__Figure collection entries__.
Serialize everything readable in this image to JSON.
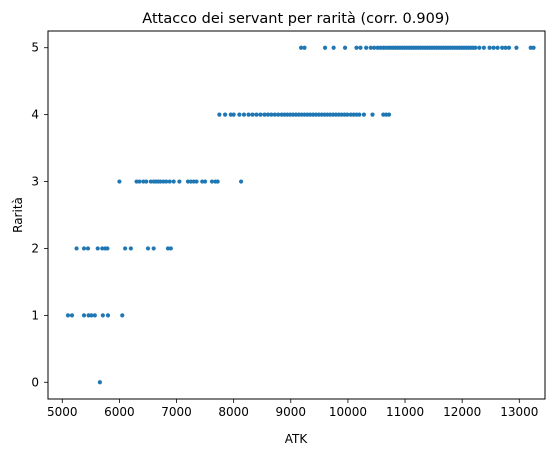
{
  "chart_data": {
    "type": "scatter",
    "title": "Attacco dei servant per rarità (corr. 0.909)",
    "xlabel": "ATK",
    "ylabel": "Rarità",
    "xlim": [
      4750,
      13450
    ],
    "ylim": [
      -0.25,
      5.25
    ],
    "x_ticks": [
      5000,
      6000,
      7000,
      8000,
      9000,
      10000,
      11000,
      12000,
      13000
    ],
    "y_ticks": [
      0,
      1,
      2,
      3,
      4,
      5
    ],
    "grid": false,
    "legend": "none",
    "marker_color": "#1f77b4",
    "points_by_rarity": [
      {
        "rarity": 0,
        "atk": [
          5658
        ]
      },
      {
        "rarity": 1,
        "atk": [
          5100,
          5170,
          5380,
          5460,
          5510,
          5570,
          5710,
          5800,
          6050
        ]
      },
      {
        "rarity": 2,
        "atk": [
          5250,
          5380,
          5450,
          5620,
          5700,
          5750,
          5790,
          6100,
          6200,
          6500,
          6600,
          6850,
          6900
        ]
      },
      {
        "rarity": 3,
        "atk": [
          6000,
          6300,
          6350,
          6420,
          6470,
          6550,
          6600,
          6640,
          6680,
          6720,
          6770,
          6820,
          6880,
          6950,
          7050,
          7200,
          7250,
          7300,
          7350,
          7450,
          7500,
          7620,
          7680,
          7720,
          8130
        ]
      },
      {
        "rarity": 4,
        "atk": [
          7750,
          7850,
          7950,
          8000,
          8100,
          8180,
          8260,
          8330,
          8400,
          8470,
          8540,
          8600,
          8660,
          8720,
          8780,
          8840,
          8890,
          8940,
          8990,
          9040,
          9090,
          9140,
          9190,
          9240,
          9290,
          9340,
          9390,
          9440,
          9490,
          9540,
          9590,
          9640,
          9690,
          9740,
          9790,
          9840,
          9890,
          9940,
          9990,
          10050,
          10100,
          10150,
          10200,
          10280,
          10430,
          10620,
          10670,
          10720
        ]
      },
      {
        "rarity": 5,
        "atk": [
          9180,
          9240,
          9600,
          9750,
          9950,
          10150,
          10220,
          10320,
          10400,
          10460,
          10520,
          10570,
          10620,
          10660,
          10710,
          10750,
          10790,
          10830,
          10870,
          10910,
          10950,
          10990,
          11030,
          11070,
          11110,
          11150,
          11190,
          11230,
          11270,
          11310,
          11350,
          11390,
          11430,
          11470,
          11510,
          11550,
          11590,
          11630,
          11670,
          11710,
          11750,
          11790,
          11830,
          11870,
          11910,
          11950,
          11990,
          12030,
          12070,
          12110,
          12150,
          12190,
          12230,
          12300,
          12380,
          12480,
          12550,
          12620,
          12700,
          12760,
          12820,
          12950,
          13200,
          13250
        ]
      }
    ]
  }
}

__Your goal__. Set down the records in full and exactly. Do not carry over any image.

__Task response__.
Serialize everything readable in this image to JSON.
{
  "chart_data": {
    "type": "scatter",
    "title": "Attacco dei servant per rarità (corr. 0.909)",
    "xlabel": "ATK",
    "ylabel": "Rarità",
    "xlim": [
      4750,
      13450
    ],
    "ylim": [
      -0.25,
      5.25
    ],
    "x_ticks": [
      5000,
      6000,
      7000,
      8000,
      9000,
      10000,
      11000,
      12000,
      13000
    ],
    "y_ticks": [
      0,
      1,
      2,
      3,
      4,
      5
    ],
    "grid": false,
    "legend": "none",
    "marker_color": "#1f77b4",
    "points_by_rarity": [
      {
        "rarity": 0,
        "atk": [
          5658
        ]
      },
      {
        "rarity": 1,
        "atk": [
          5100,
          5170,
          5380,
          5460,
          5510,
          5570,
          5710,
          5800,
          6050
        ]
      },
      {
        "rarity": 2,
        "atk": [
          5250,
          5380,
          5450,
          5620,
          5700,
          5750,
          5790,
          6100,
          6200,
          6500,
          6600,
          6850,
          6900
        ]
      },
      {
        "rarity": 3,
        "atk": [
          6000,
          6300,
          6350,
          6420,
          6470,
          6550,
          6600,
          6640,
          6680,
          6720,
          6770,
          6820,
          6880,
          6950,
          7050,
          7200,
          7250,
          7300,
          7350,
          7450,
          7500,
          7620,
          7680,
          7720,
          8130
        ]
      },
      {
        "rarity": 4,
        "atk": [
          7750,
          7850,
          7950,
          8000,
          8100,
          8180,
          8260,
          8330,
          8400,
          8470,
          8540,
          8600,
          8660,
          8720,
          8780,
          8840,
          8890,
          8940,
          8990,
          9040,
          9090,
          9140,
          9190,
          9240,
          9290,
          9340,
          9390,
          9440,
          9490,
          9540,
          9590,
          9640,
          9690,
          9740,
          9790,
          9840,
          9890,
          9940,
          9990,
          10050,
          10100,
          10150,
          10200,
          10280,
          10430,
          10620,
          10670,
          10720
        ]
      },
      {
        "rarity": 5,
        "atk": [
          9180,
          9240,
          9600,
          9750,
          9950,
          10150,
          10220,
          10320,
          10400,
          10460,
          10520,
          10570,
          10620,
          10660,
          10710,
          10750,
          10790,
          10830,
          10870,
          10910,
          10950,
          10990,
          11030,
          11070,
          11110,
          11150,
          11190,
          11230,
          11270,
          11310,
          11350,
          11390,
          11430,
          11470,
          11510,
          11550,
          11590,
          11630,
          11670,
          11710,
          11750,
          11790,
          11830,
          11870,
          11910,
          11950,
          11990,
          12030,
          12070,
          12110,
          12150,
          12190,
          12230,
          12300,
          12380,
          12480,
          12550,
          12620,
          12700,
          12760,
          12820,
          12950,
          13200,
          13250
        ]
      }
    ]
  }
}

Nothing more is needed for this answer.